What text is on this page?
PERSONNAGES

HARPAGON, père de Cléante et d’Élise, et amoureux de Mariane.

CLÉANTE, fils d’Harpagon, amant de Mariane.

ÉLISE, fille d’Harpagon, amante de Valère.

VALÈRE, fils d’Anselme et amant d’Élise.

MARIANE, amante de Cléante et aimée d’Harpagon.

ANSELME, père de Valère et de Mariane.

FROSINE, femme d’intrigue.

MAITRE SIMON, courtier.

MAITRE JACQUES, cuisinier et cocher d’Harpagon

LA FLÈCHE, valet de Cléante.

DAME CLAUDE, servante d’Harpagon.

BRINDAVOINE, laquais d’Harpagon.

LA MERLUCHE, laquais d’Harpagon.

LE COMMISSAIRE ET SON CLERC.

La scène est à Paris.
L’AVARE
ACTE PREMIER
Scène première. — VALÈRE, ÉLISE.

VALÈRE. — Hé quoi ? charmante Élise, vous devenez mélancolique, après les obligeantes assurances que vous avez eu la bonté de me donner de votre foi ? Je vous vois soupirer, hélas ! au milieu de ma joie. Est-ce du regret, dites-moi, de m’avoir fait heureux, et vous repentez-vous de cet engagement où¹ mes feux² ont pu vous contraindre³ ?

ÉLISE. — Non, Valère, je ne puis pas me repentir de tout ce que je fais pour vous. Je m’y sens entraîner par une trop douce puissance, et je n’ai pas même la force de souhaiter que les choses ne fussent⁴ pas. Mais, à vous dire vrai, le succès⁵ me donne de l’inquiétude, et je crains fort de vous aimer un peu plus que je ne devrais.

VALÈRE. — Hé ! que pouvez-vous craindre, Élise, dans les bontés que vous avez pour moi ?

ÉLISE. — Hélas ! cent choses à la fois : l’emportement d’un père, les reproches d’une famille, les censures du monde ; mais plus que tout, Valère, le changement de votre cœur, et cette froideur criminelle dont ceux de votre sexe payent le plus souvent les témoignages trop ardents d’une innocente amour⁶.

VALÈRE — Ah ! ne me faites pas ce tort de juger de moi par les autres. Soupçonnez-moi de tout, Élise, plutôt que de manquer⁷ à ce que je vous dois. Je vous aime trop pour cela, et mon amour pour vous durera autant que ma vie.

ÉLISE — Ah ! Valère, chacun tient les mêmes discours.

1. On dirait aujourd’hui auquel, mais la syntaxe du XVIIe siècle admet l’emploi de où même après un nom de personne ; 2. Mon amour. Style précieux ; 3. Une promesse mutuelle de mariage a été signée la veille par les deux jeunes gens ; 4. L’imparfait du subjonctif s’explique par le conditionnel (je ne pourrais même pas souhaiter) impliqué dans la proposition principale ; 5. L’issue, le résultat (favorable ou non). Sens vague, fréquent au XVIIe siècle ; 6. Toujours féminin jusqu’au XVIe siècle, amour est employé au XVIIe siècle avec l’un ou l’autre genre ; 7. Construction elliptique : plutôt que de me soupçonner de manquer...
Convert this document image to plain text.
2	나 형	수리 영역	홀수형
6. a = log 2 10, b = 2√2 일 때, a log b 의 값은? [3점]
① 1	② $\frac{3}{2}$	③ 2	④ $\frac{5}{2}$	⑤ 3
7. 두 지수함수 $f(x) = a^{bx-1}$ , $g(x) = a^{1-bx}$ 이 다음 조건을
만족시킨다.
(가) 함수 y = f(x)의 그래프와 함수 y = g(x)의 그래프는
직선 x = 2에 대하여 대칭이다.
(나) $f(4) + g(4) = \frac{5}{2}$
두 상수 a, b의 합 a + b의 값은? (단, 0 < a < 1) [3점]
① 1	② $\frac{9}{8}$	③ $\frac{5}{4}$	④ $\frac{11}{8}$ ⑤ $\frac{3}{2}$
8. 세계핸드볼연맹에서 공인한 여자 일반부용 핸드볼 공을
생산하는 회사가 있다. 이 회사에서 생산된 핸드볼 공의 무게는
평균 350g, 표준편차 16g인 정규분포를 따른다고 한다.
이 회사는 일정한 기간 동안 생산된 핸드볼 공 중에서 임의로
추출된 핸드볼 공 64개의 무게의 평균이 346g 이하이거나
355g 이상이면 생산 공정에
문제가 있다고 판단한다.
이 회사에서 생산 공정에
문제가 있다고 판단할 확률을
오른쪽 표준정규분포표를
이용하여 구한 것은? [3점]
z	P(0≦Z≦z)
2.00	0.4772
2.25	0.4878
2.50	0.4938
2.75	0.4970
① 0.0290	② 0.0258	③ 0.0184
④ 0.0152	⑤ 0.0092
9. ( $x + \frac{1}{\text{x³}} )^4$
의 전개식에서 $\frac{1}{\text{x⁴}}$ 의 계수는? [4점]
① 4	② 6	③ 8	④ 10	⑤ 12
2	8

####################

◆ EXERCISE REQUIREMENTS
Pull out each line containing the word "père" and copy it.

◆ ANSWER TO THE TASK
HARPAGON, père de Cléante et d’Élise, et amoureux de Mariane.
ANSELME, père de Valère et de Mariane.
ÉLISE. — Hélas ! cent choses à la fois : l’emportement d’un père, les reproches d’une famille, les censures du monde ; mais plus que tout, Valère, le changement de votre cœur, et cette froideur criminelle dont ceux de votre sexe payent le plus souvent les témoignages trop ardents d’une innocente amour⁶.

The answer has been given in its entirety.